Page
________

Echoing this, Nuvama in a recent report says that investors must brace for longer pain in SMID stocks (small- and mid-cap segments of the Indian stock market). While some stocks have already corrected by 50%, valuations are still rich and margins very elevated, making them prone to larger earnings cuts amid a demand slowdown. However, a dovish tone from the U.S. Federal Reserve, rate cut by the RBI, and sizable domestic easing are key to turning bullish.
“BSE400 small and midcap indices are poised for their fifth 20%-plus correction post-GFC (Great Financial Crisis),” it said in a report.
The brokerage house says that the dynamics of the current correction resemble a bear market as the slowdown is now led by domestic credit, and profitability (ex-BFSI) has slipped into contraction. Adding to the woes, durable liquidity has moved into deficit for the first time in the 2020s, and even after the correction, SMID valuations are expensive with 5Y return being 25%, indicating more pain ahead.
What should be the trading strategy?
Despite short-term uncertainties clouding investor sentiment, brokerages believe that in the medium to longer term, macro fundamentals, corporate earnings, domestic flows to the equity market and equity valuations outweigh current concerns. Investors should prioritise investments in high quality large and mid cap stocks as they are often resilient during downturns.
“The lower inflation trajectory, better core sector growth and resilient domestic investment flows continue to underpin market optimism. The RBI’s whopping liquidity infusion and a likely start to the rate-cut cycle in Feb’25, with an expected cut of 25 bps, would give a further fillip to a growth rebound,” Anand Rathi says in a report.
The experts believe that domestic consumption stocks such as FMCG, quick commerce, and retail will be in focus as they are likely to benefit from the income tax cuts announced in Budget 2025. The consumption slowdown has been one of the major concerns for the economy in the recent past. The rise in personal income tax levels will significantly add money into people’s pockets, and is expected to influence consumer behavior, making spending more attractive compared to saving. The anticipated increase in disposable income is poised to drive higher consumption in the FMCG sector, as consumers are likely to allocate a portion of their increased earnings towards everyday goods and services.

________

Quote the passage on small- and mid-cap stocks from "Echoing this, Nuvama" up to and including "said in a report.".

Layout annotation records:

________

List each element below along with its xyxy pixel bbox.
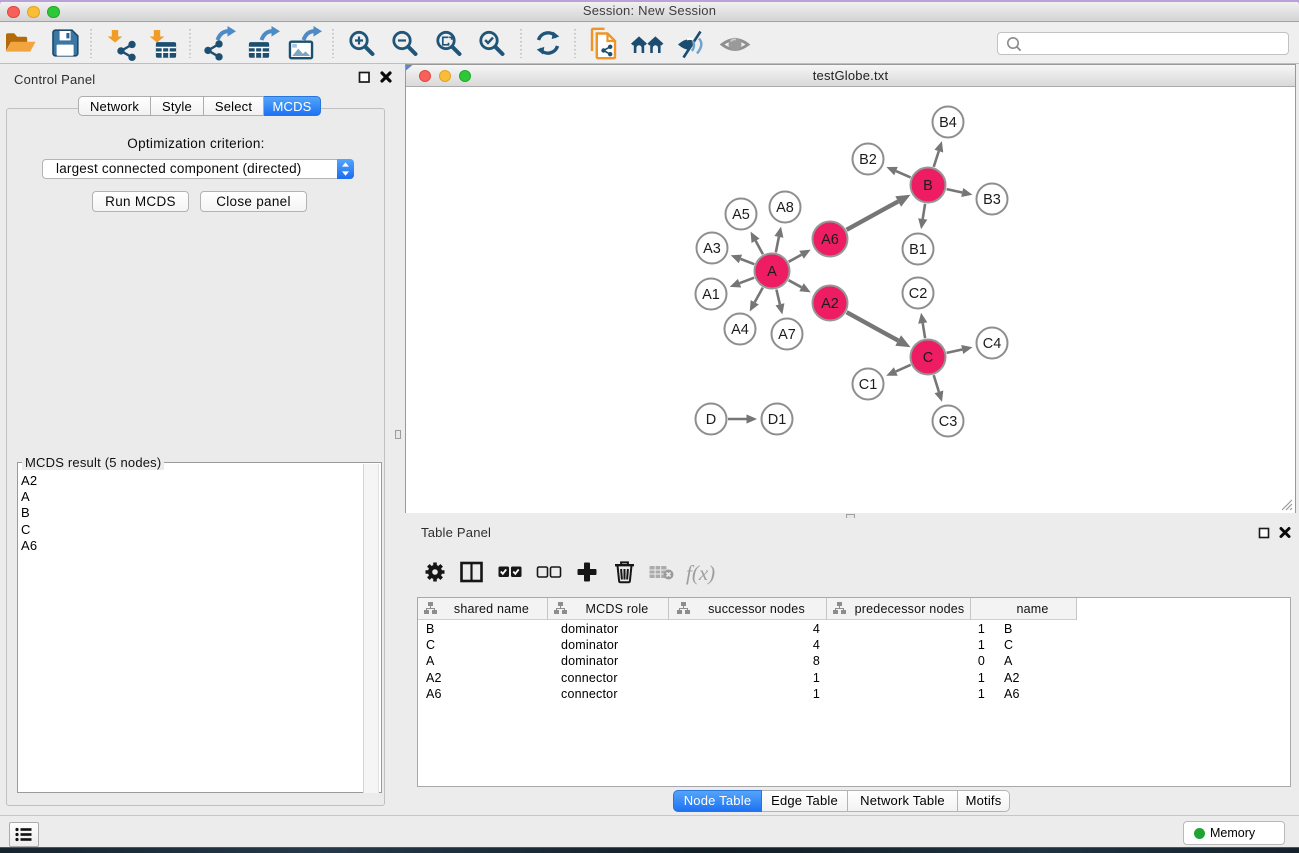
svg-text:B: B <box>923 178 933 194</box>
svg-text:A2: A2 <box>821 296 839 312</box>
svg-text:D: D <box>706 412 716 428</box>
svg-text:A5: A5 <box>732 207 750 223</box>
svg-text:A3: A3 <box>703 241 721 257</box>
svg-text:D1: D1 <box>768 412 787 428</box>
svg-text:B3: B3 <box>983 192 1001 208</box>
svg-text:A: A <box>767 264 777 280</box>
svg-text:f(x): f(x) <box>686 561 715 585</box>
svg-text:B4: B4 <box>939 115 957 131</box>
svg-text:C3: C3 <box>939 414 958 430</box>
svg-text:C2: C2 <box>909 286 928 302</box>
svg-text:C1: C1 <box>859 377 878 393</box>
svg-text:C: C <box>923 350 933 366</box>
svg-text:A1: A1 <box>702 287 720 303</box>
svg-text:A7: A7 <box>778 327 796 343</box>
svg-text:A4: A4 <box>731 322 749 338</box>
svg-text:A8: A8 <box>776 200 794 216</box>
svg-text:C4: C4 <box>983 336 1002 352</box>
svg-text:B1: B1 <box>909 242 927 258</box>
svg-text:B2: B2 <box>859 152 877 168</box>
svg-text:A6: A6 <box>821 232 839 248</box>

________

Written reply
Echoing this, Nuvama in a recent report says that investors must brace for longer pain in SMID stocks (small- and mid-cap segments of the Indian stock market). While some stocks have already corrected by 50%, valuations are still rich and margins very elevated, making them prone to larger earnings cuts amid a demand slowdown. However, a dovish tone from the U.S. Federal Reserve, rate cut by the RBI, and sizable domestic easing are key to turning bullish.
“BSE400 small and midcap indices are poised for their fifth 20%-plus correction post-GFC (Great Financial Crisis),” it said in a report.